**INSTRUCTIONS FOR THE TASK:** Write out each line from the data below that includes the word "ylabel".

Figure dataset records
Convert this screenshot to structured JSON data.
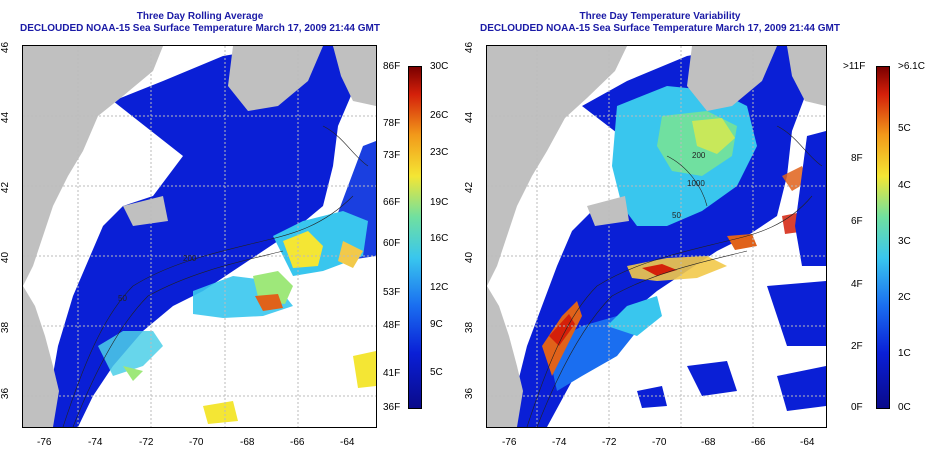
{
  "left_panel": {
    "title_line1": "Three Day Rolling Average",
    "title_line2": "DECLOUDED NOAA-15 Sea Surface Temperature March 17, 2009 21:44 GMT",
    "x_ticks": [
      "-76",
      "-74",
      "-72",
      "-70",
      "-68",
      "-66",
      "-64"
    ],
    "y_ticks": [
      "46",
      "44",
      "42",
      "40",
      "38",
      "36"
    ],
    "colorbar_f": [
      "86F",
      "78F",
      "73F",
      "66F",
      "60F",
      "53F",
      "48F",
      "41F",
      "36F"
    ],
    "colorbar_c": [
      "30C",
      "26C",
      "23C",
      "19C",
      "16C",
      "12C",
      "9C",
      "5C"
    ],
    "contour_labels": [
      "200",
      "50"
    ]
  },
  "right_panel": {
    "title_line1": "Three Day Temperature Variability",
    "title_line2": "DECLOUDED NOAA-15 Sea Surface Temperature March 17, 2009 21:44 GMT",
    "x_ticks": [
      "-76",
      "-74",
      "-72",
      "-70",
      "-68",
      "-66",
      "-64"
    ],
    "y_ticks": [
      "46",
      "44",
      "42",
      "40",
      "38",
      "36"
    ],
    "colorbar_f": [
      ">11F",
      "8F",
      "6F",
      "4F",
      "2F",
      "0F"
    ],
    "colorbar_c": [
      ">6.1C",
      "5C",
      "4C",
      "3C",
      "2C",
      "1C",
      "0C"
    ],
    "contour_labels": [
      "1000",
      "200",
      "50"
    ]
  },
  "colors": {
    "land": "#c0c0c0",
    "no_data": "#ffffff",
    "title": "#1a1aa6",
    "cold": "#0a1fd6",
    "mid": "#39c6ee",
    "warm": "#f4e634",
    "hot": "#e0621a"
  }
}
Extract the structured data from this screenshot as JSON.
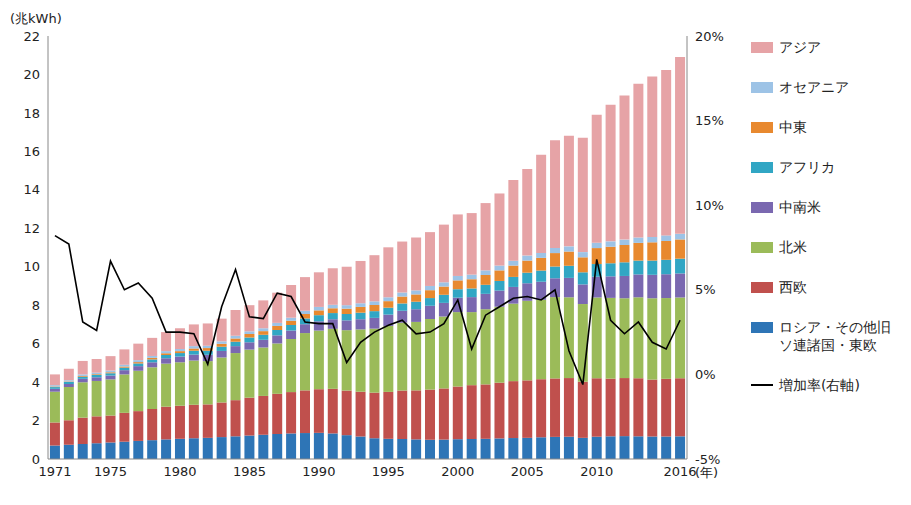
{
  "chart_data": {
    "type": "bar",
    "stacked": true,
    "grid": false,
    "legend": "right",
    "ylabel": "(兆kWh)",
    "xlabel": "(年)",
    "categories": [
      "1971",
      null,
      null,
      null,
      "1975",
      null,
      null,
      null,
      null,
      "1980",
      null,
      null,
      null,
      null,
      "1985",
      null,
      null,
      null,
      null,
      "1990",
      null,
      null,
      null,
      null,
      "1995",
      null,
      null,
      null,
      null,
      "2000",
      null,
      null,
      null,
      null,
      "2005",
      null,
      null,
      null,
      null,
      "2010",
      null,
      null,
      null,
      null,
      null,
      "2016"
    ],
    "ylim": [
      0,
      22
    ],
    "yticks": [
      0,
      2,
      4,
      6,
      8,
      10,
      12,
      14,
      16,
      18,
      20,
      22
    ],
    "y2lim": [
      -5,
      20
    ],
    "y2ticks": [
      {
        "value": -5,
        "label": "-5%"
      },
      {
        "value": 0,
        "label": "0%"
      },
      {
        "value": 5,
        "label": "5%"
      },
      {
        "value": 10,
        "label": "10%"
      },
      {
        "value": 15,
        "label": "15%"
      },
      {
        "value": 20,
        "label": "20%"
      }
    ],
    "series": [
      {
        "name": "ロシア・その他旧ソ連諸国・東欧",
        "color": "#2e75b6",
        "values": [
          0.7,
          0.74,
          0.78,
          0.82,
          0.86,
          0.9,
          0.94,
          0.98,
          1.02,
          1.05,
          1.08,
          1.1,
          1.14,
          1.18,
          1.22,
          1.26,
          1.3,
          1.33,
          1.35,
          1.36,
          1.33,
          1.24,
          1.17,
          1.08,
          1.05,
          1.04,
          1.02,
          1.0,
          1.01,
          1.03,
          1.04,
          1.05,
          1.07,
          1.09,
          1.1,
          1.13,
          1.15,
          1.16,
          1.1,
          1.16,
          1.18,
          1.19,
          1.18,
          1.17,
          1.17,
          1.18
        ]
      },
      {
        "name": "西欧",
        "color": "#c0504d",
        "values": [
          1.2,
          1.28,
          1.37,
          1.4,
          1.4,
          1.5,
          1.55,
          1.62,
          1.7,
          1.72,
          1.74,
          1.74,
          1.8,
          1.88,
          1.97,
          2.02,
          2.09,
          2.15,
          2.22,
          2.27,
          2.32,
          2.32,
          2.33,
          2.37,
          2.44,
          2.52,
          2.55,
          2.61,
          2.66,
          2.74,
          2.8,
          2.83,
          2.9,
          2.96,
          2.99,
          3.02,
          3.04,
          3.05,
          2.92,
          3.04,
          3.0,
          3.02,
          3.02,
          2.96,
          3.0,
          3.02
        ]
      },
      {
        "name": "北米",
        "color": "#9bbb59",
        "values": [
          1.6,
          1.72,
          1.84,
          1.84,
          1.88,
          2.0,
          2.1,
          2.17,
          2.24,
          2.26,
          2.3,
          2.25,
          2.34,
          2.45,
          2.5,
          2.52,
          2.62,
          2.76,
          2.98,
          3.05,
          3.12,
          3.14,
          3.24,
          3.33,
          3.43,
          3.53,
          3.56,
          3.67,
          3.74,
          3.87,
          3.8,
          3.91,
          3.95,
          4.03,
          4.14,
          4.13,
          4.23,
          4.2,
          4.04,
          4.2,
          4.2,
          4.15,
          4.21,
          4.23,
          4.2,
          4.2
        ]
      },
      {
        "name": "中南米",
        "color": "#7a68b0",
        "values": [
          0.15,
          0.16,
          0.18,
          0.19,
          0.2,
          0.22,
          0.24,
          0.26,
          0.28,
          0.3,
          0.31,
          0.33,
          0.34,
          0.36,
          0.38,
          0.4,
          0.42,
          0.44,
          0.46,
          0.48,
          0.5,
          0.51,
          0.53,
          0.56,
          0.59,
          0.62,
          0.66,
          0.69,
          0.71,
          0.75,
          0.78,
          0.8,
          0.84,
          0.87,
          0.91,
          0.94,
          0.98,
          1.01,
          1.02,
          1.08,
          1.12,
          1.16,
          1.19,
          1.22,
          1.24,
          1.25
        ]
      },
      {
        "name": "アフリカ",
        "color": "#31a6c4",
        "values": [
          0.09,
          0.1,
          0.11,
          0.12,
          0.12,
          0.13,
          0.14,
          0.15,
          0.17,
          0.18,
          0.2,
          0.21,
          0.22,
          0.23,
          0.25,
          0.26,
          0.28,
          0.29,
          0.3,
          0.32,
          0.32,
          0.33,
          0.34,
          0.35,
          0.36,
          0.38,
          0.39,
          0.4,
          0.42,
          0.44,
          0.45,
          0.47,
          0.5,
          0.52,
          0.55,
          0.58,
          0.61,
          0.63,
          0.63,
          0.66,
          0.68,
          0.71,
          0.72,
          0.74,
          0.75,
          0.77
        ]
      },
      {
        "name": "中東",
        "color": "#e8892f",
        "values": [
          0.03,
          0.03,
          0.04,
          0.04,
          0.05,
          0.06,
          0.07,
          0.08,
          0.09,
          0.1,
          0.12,
          0.14,
          0.15,
          0.17,
          0.18,
          0.19,
          0.21,
          0.22,
          0.23,
          0.25,
          0.25,
          0.28,
          0.3,
          0.32,
          0.34,
          0.36,
          0.38,
          0.41,
          0.43,
          0.46,
          0.48,
          0.51,
          0.55,
          0.59,
          0.63,
          0.66,
          0.7,
          0.74,
          0.78,
          0.83,
          0.86,
          0.9,
          0.92,
          0.95,
          0.98,
          1.0
        ]
      },
      {
        "name": "オセアニア",
        "color": "#9dc3e6",
        "values": [
          0.07,
          0.07,
          0.08,
          0.08,
          0.09,
          0.09,
          0.1,
          0.1,
          0.11,
          0.11,
          0.12,
          0.12,
          0.13,
          0.14,
          0.14,
          0.15,
          0.16,
          0.16,
          0.17,
          0.18,
          0.18,
          0.18,
          0.19,
          0.19,
          0.2,
          0.21,
          0.21,
          0.22,
          0.22,
          0.23,
          0.24,
          0.24,
          0.25,
          0.25,
          0.26,
          0.26,
          0.27,
          0.27,
          0.27,
          0.28,
          0.28,
          0.28,
          0.28,
          0.28,
          0.29,
          0.29
        ]
      },
      {
        "name": "アジア",
        "color": "#e6a3a6",
        "values": [
          0.56,
          0.6,
          0.7,
          0.71,
          0.75,
          0.8,
          0.86,
          0.94,
          0.99,
          1.08,
          1.13,
          1.16,
          1.18,
          1.34,
          1.36,
          1.45,
          1.57,
          1.7,
          1.75,
          1.8,
          1.9,
          2.0,
          2.2,
          2.4,
          2.6,
          2.65,
          2.75,
          2.8,
          3.0,
          3.2,
          3.2,
          3.5,
          3.75,
          4.2,
          4.5,
          5.1,
          5.6,
          5.75,
          5.95,
          6.65,
          7.1,
          7.5,
          8.0,
          8.35,
          8.6,
          9.2
        ]
      },
      {
        "name": "増加率(右軸)",
        "type": "line",
        "axis": "y2",
        "color": "#000000",
        "values": [
          8.2,
          7.7,
          3.1,
          2.6,
          6.7,
          5.0,
          5.4,
          4.5,
          2.5,
          2.5,
          2.4,
          0.6,
          4.0,
          6.2,
          3.4,
          3.3,
          4.8,
          4.6,
          3.1,
          3.0,
          3.0,
          0.7,
          1.9,
          2.5,
          2.9,
          3.2,
          2.4,
          2.5,
          3.0,
          4.4,
          1.5,
          3.5,
          4.0,
          4.5,
          4.6,
          4.4,
          5.0,
          1.4,
          -0.6,
          6.8,
          3.2,
          2.4,
          3.1,
          1.9,
          1.5,
          3.2
        ]
      }
    ]
  }
}
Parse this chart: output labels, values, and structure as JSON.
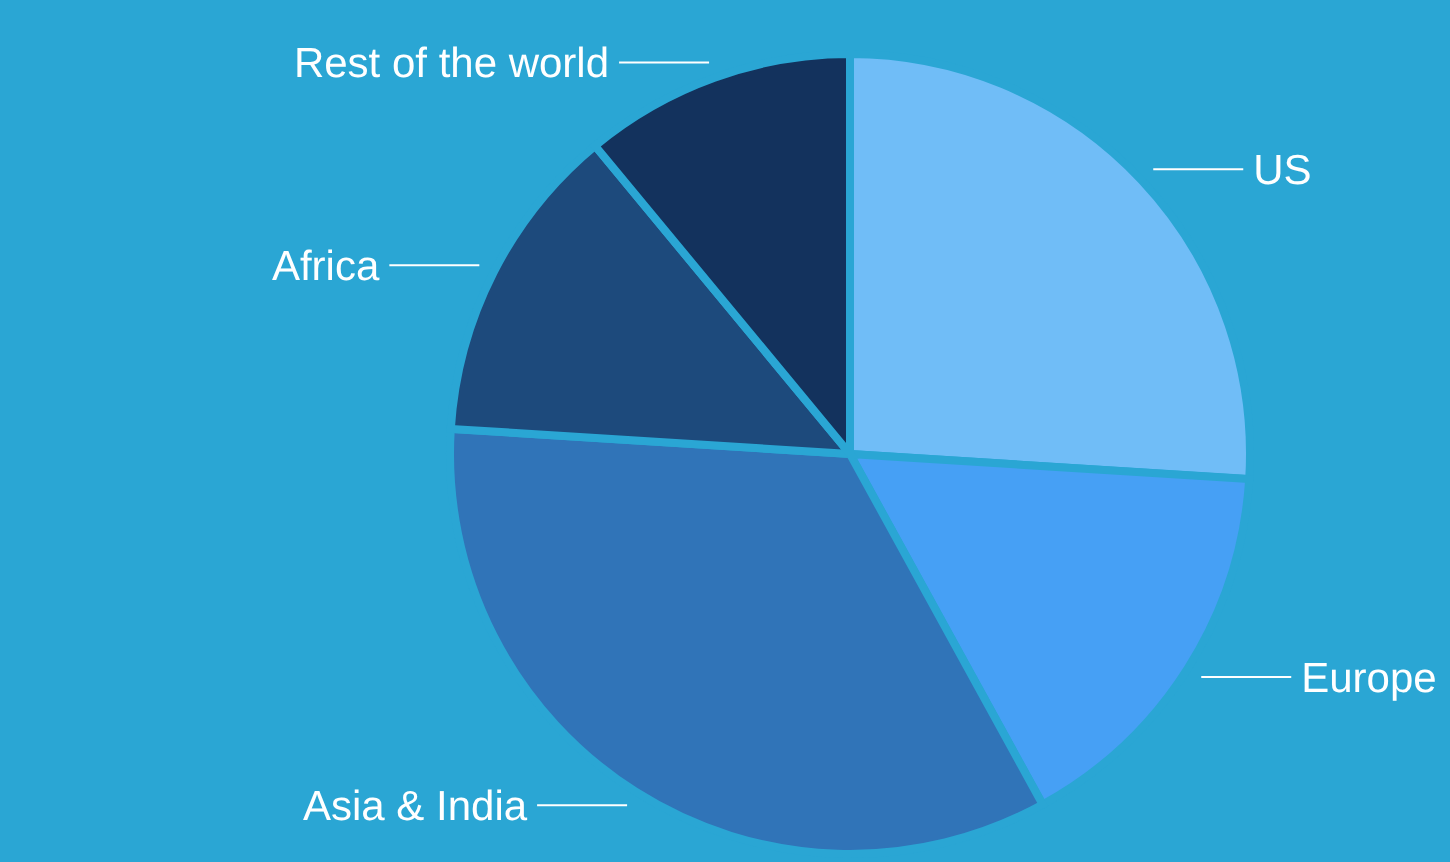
{
  "chart_data": {
    "type": "pie",
    "categories": [
      "US",
      "Europe",
      "Asia & India",
      "Africa",
      "Rest of the world"
    ],
    "values": [
      26,
      16,
      34,
      13,
      11
    ],
    "colors": [
      "#70bdf7",
      "#46a0f5",
      "#3074b8",
      "#1d4a7c",
      "#13325d"
    ],
    "legend": false
  }
}
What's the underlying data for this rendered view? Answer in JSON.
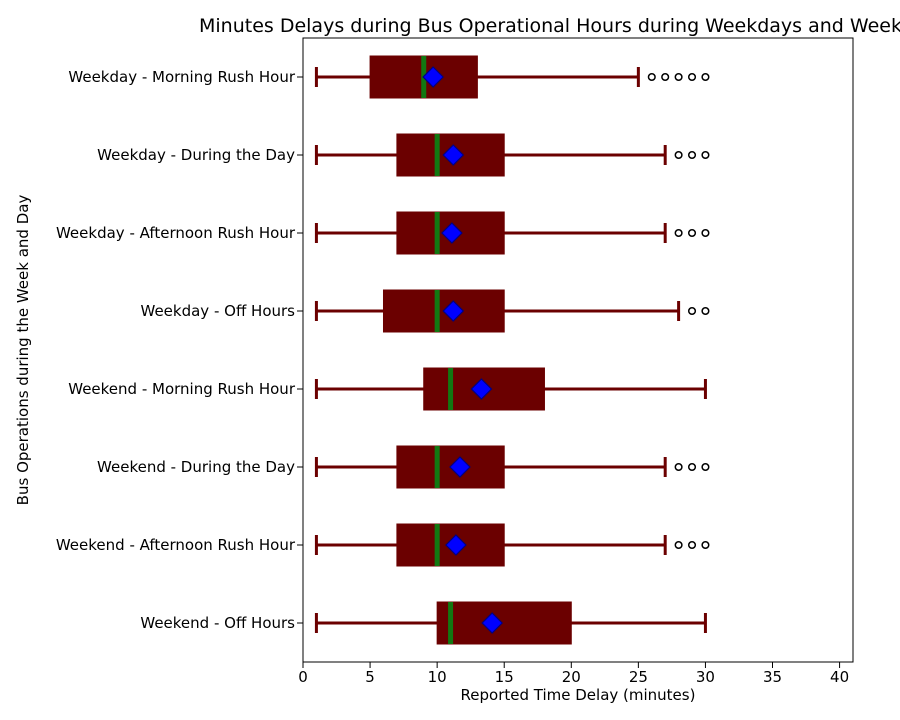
{
  "chart_data": {
    "type": "boxplot",
    "orientation": "horizontal",
    "title": "Minutes Delays during Bus Operational Hours during Weekdays and Weekends",
    "xlabel": "Reported Time Delay (minutes)",
    "ylabel": "Bus Operations during the Week and Day",
    "xlim": [
      0,
      41
    ],
    "xticks": [
      0,
      5,
      10,
      15,
      20,
      25,
      30,
      35,
      40
    ],
    "grid": false,
    "colors": {
      "box": "#6b0000",
      "whisker": "#6b0000",
      "median": "#127812",
      "mean": "#0000ff",
      "mean_edge": "#000080",
      "flier": "#000000"
    },
    "series": [
      {
        "label": "Weekday - Morning Rush Hour",
        "whisker_low": 1,
        "q1": 5,
        "median": 9,
        "q3": 13,
        "whisker_high": 25,
        "mean": 9.7,
        "outliers": [
          26,
          27,
          28,
          29,
          30
        ]
      },
      {
        "label": "Weekday - During the Day",
        "whisker_low": 1,
        "q1": 7,
        "median": 10,
        "q3": 15,
        "whisker_high": 27,
        "mean": 11.2,
        "outliers": [
          28,
          29,
          30
        ]
      },
      {
        "label": "Weekday - Afternoon Rush Hour",
        "whisker_low": 1,
        "q1": 7,
        "median": 10,
        "q3": 15,
        "whisker_high": 27,
        "mean": 11.1,
        "outliers": [
          28,
          29,
          30
        ]
      },
      {
        "label": "Weekday - Off Hours",
        "whisker_low": 1,
        "q1": 6,
        "median": 10,
        "q3": 15,
        "whisker_high": 28,
        "mean": 11.2,
        "outliers": [
          29,
          30
        ]
      },
      {
        "label": "Weekend - Morning Rush Hour",
        "whisker_low": 1,
        "q1": 9,
        "median": 11,
        "q3": 18,
        "whisker_high": 30,
        "mean": 13.3,
        "outliers": []
      },
      {
        "label": "Weekend - During the Day",
        "whisker_low": 1,
        "q1": 7,
        "median": 10,
        "q3": 15,
        "whisker_high": 27,
        "mean": 11.7,
        "outliers": [
          28,
          29,
          30
        ]
      },
      {
        "label": "Weekend - Afternoon Rush Hour",
        "whisker_low": 1,
        "q1": 7,
        "median": 10,
        "q3": 15,
        "whisker_high": 27,
        "mean": 11.4,
        "outliers": [
          28,
          29,
          30
        ]
      },
      {
        "label": "Weekend - Off Hours",
        "whisker_low": 1,
        "q1": 10,
        "median": 11,
        "q3": 20,
        "whisker_high": 30,
        "mean": 14.1,
        "outliers": []
      }
    ]
  }
}
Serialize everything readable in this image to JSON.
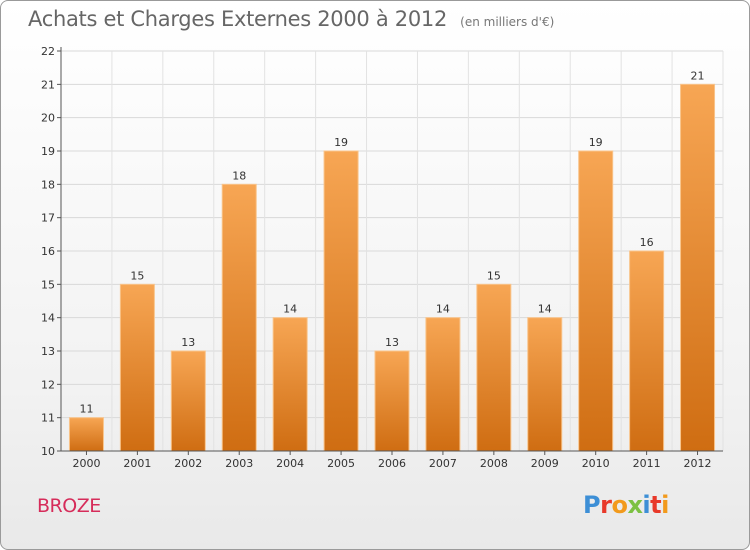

**RESPONSE:**
    "ylabel": "(兆kWh)",
    "ylabel": "Bus Operations during the Week and Day",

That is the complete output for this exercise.